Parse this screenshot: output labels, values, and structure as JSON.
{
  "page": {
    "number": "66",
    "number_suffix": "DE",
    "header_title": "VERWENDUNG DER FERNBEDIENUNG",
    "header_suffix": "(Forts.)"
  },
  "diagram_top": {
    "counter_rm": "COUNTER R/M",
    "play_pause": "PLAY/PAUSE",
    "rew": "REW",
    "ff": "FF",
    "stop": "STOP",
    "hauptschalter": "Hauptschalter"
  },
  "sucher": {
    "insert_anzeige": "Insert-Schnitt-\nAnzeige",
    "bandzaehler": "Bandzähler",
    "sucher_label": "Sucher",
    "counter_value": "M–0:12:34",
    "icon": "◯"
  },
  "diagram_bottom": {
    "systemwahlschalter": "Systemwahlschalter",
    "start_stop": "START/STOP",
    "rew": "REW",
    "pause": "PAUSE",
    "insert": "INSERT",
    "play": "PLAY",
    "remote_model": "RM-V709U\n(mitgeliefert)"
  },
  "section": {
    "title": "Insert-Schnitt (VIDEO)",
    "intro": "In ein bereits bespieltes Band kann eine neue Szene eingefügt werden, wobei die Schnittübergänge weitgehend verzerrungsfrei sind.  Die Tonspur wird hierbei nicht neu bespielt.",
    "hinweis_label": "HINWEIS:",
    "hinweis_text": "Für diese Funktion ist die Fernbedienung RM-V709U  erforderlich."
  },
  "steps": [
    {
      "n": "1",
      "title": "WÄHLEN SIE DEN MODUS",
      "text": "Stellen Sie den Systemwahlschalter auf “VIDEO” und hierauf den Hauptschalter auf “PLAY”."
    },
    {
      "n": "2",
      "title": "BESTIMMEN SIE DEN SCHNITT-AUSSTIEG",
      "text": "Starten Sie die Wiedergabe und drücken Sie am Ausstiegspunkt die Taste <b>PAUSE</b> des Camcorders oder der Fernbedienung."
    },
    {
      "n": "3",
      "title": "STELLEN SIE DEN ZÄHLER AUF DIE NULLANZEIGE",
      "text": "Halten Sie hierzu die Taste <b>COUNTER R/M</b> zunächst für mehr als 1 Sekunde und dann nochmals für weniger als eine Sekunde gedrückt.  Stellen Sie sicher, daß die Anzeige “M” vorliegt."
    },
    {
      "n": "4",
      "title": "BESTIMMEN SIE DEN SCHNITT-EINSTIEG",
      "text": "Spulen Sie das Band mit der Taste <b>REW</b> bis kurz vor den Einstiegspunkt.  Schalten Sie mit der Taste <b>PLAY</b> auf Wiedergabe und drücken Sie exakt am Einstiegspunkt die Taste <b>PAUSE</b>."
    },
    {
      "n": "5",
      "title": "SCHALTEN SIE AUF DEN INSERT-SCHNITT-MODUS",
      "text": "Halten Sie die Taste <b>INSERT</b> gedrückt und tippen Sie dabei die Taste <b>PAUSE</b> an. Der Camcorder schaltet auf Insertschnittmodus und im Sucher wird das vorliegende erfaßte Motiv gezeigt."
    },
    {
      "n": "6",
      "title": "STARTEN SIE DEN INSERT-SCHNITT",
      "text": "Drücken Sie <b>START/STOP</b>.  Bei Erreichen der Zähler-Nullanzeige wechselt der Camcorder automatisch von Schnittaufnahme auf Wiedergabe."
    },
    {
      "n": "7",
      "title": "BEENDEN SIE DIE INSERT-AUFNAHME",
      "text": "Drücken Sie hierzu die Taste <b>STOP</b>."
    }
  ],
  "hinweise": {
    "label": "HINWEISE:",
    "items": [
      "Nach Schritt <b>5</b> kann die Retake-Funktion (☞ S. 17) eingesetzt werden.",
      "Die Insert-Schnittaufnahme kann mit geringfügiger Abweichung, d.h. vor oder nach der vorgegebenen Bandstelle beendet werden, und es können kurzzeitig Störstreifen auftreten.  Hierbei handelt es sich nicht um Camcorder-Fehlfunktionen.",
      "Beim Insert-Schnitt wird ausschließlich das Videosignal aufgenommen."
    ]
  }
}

************

**What is being asked:** An answer consisting of the number alone is required: how many lines in the entries hold the string "werden"?

**Task result:** 3